Task directions: Print the listing below in its entirety, character for character.

Data excerpts:
==============================
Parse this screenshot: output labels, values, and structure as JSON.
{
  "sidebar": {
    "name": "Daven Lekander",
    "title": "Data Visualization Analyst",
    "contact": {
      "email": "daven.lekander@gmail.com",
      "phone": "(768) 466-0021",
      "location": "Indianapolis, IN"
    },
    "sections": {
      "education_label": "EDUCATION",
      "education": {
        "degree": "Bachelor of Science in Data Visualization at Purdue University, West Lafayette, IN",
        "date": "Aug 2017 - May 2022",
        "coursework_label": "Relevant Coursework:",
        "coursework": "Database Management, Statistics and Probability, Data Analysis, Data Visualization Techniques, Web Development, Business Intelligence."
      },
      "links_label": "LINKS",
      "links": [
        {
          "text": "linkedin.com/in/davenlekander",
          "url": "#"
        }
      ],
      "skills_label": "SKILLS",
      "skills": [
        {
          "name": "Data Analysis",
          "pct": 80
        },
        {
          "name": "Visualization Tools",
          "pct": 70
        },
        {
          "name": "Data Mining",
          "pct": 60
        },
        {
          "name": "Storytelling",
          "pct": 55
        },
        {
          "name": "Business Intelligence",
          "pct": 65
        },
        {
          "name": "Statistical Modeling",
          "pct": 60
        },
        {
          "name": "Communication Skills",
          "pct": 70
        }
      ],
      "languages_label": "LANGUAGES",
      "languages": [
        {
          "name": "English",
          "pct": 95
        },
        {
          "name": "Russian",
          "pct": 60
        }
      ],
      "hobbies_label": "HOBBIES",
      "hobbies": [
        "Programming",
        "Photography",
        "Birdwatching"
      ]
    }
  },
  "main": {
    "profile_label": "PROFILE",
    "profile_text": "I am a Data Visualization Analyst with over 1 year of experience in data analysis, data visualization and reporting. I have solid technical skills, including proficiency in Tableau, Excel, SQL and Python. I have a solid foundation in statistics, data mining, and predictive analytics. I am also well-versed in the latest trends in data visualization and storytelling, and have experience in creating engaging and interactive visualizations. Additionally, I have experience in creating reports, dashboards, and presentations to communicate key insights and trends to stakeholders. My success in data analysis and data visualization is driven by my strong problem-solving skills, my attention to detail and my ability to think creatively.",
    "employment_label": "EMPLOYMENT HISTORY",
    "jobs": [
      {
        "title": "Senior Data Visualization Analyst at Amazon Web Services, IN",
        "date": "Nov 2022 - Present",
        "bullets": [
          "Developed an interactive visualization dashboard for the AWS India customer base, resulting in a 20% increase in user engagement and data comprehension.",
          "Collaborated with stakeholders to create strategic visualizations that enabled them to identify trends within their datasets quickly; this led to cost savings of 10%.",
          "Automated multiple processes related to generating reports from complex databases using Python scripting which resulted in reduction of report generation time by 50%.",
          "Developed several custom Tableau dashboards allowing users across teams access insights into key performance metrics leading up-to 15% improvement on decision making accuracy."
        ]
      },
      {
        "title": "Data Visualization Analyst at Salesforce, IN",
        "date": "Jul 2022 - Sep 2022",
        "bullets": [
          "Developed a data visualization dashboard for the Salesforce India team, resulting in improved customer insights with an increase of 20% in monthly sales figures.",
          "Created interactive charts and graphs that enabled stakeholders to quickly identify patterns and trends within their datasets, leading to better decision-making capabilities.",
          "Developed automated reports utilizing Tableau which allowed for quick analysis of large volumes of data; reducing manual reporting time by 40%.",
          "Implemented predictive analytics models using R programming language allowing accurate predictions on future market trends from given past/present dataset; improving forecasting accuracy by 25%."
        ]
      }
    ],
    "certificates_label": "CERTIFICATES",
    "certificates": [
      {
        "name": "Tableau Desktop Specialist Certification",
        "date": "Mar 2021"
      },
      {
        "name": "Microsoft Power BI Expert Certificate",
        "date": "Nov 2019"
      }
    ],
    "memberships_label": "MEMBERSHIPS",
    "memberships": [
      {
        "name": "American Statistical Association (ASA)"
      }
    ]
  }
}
==============================
Completed exercise:
Parse this screenshot: output labels, values, and structure as JSON.
{
  "sidebar": {
    "name": "Daven Lekander",
    "title": "Data Visualization Analyst",
    "contact": {
      "email": "daven.lekander@gmail.com",
      "phone": "(768) 466-0021",
      "location": "Indianapolis, IN"
    },
    "sections": {
      "education_label": "EDUCATION",
      "education": {
        "degree": "Bachelor of Science in Data Visualization at Purdue University, West Lafayette, IN",
        "date": "Aug 2017 - May 2022",
        "coursework_label": "Relevant Coursework:",
        "coursework": "Database Management, Statistics and Probability, Data Analysis, Data Visualization Techniques, Web Development, Business Intelligence."
      },
      "links_label": "LINKS",
      "links": [
        {
          "text": "linkedin.com/in/davenlekander",
          "url": "#"
        }
      ],
      "skills_label": "SKILLS",
      "skills": [
        {
          "name": "Data Analysis",
          "pct": 80
        },
        {
          "name": "Visualization Tools",
          "pct": 70
        },
        {
          "name": "Data Mining",
          "pct": 60
        },
        {
          "name": "Storytelling",
          "pct": 55
        },
        {
          "name": "Business Intelligence",
          "pct": 65
        },
        {
          "name": "Statistical Modeling",
          "pct": 60
        },
        {
          "name": "Communication Skills",
          "pct": 70
        }
      ],
      "languages_label": "LANGUAGES",
      "languages": [
        {
          "name": "English",
          "pct": 95
        },
        {
          "name": "Russian",
          "pct": 60
        }
      ],
      "hobbies_label": "HOBBIES",
      "hobbies": [
        "Programming",
        "Photography",
        "Birdwatching"
      ]
    }
  },
  "main": {
    "profile_label": "PROFILE",
    "profile_text": "I am a Data Visualization Analyst with over 1 year of experience in data analysis, data visualization and reporting. I have solid technical skills, including proficiency in Tableau, Excel, SQL and Python. I have a solid foundation in statistics, data mining, and predictive analytics. I am also well-versed in the latest trends in data visualization and storytelling, and have experience in creating engaging and interactive visualizations. Additionally, I have experience in creating reports, dashboards, and presentations to communicate key insights and trends to stakeholders. My success in data analysis and data visualization is driven by my strong problem-solving skills, my attention to detail and my ability to think creatively.",
    "employment_label": "EMPLOYMENT HISTORY",
    "jobs": [
      {
        "title": "Senior Data Visualization Analyst at Amazon Web Services, IN",
        "date": "Nov 2022 - Present",
        "bullets": [
          "Developed an interactive visualization dashboard for the AWS India customer base, resulting in a 20% increase in user engagement and data comprehension.",
          "Collaborated with stakeholders to create strategic visualizations that enabled them to identify trends within their datasets quickly; this led to cost savings of 10%.",
          "Automated multiple processes related to generating reports from complex databases using Python scripting which resulted in reduction of report generation time by 50%.",
          "Developed several custom Tableau dashboards allowing users across teams access insights into key performance metrics leading up-to 15% improvement on decision making accuracy."
        ]
      },
      {
        "title": "Data Visualization Analyst at Salesforce, IN",
        "date": "Jul 2022 - Sep 2022",
        "bullets": [
          "Developed a data visualization dashboard for the Salesforce India team, resulting in improved customer insights with an increase of 20% in monthly sales figures.",
          "Created interactive charts and graphs that enabled stakeholders to quickly identify patterns and trends within their datasets, leading to better decision-making capabilities.",
          "Developed automated reports utilizing Tableau which allowed for quick analysis of large volumes of data; reducing manual reporting time by 40%.",
          "Implemented predictive analytics models using R programming language allowing accurate predictions on future market trends from given past/present dataset; improving forecasting accuracy by 25%."
        ]
      }
    ],
    "certificates_label": "CERTIFICATES",
    "certificates": [
      {
        "name": "Tableau Desktop Specialist Certification",
        "date": "Mar 2021"
      },
      {
        "name": "Microsoft Power BI Expert Certificate",
        "date": "Nov 2019"
      }
    ],
    "memberships_label": "MEMBERSHIPS",
    "memberships": [
      {
        "name": "American Statistical Association (ASA)"
      }
    ]
  }
}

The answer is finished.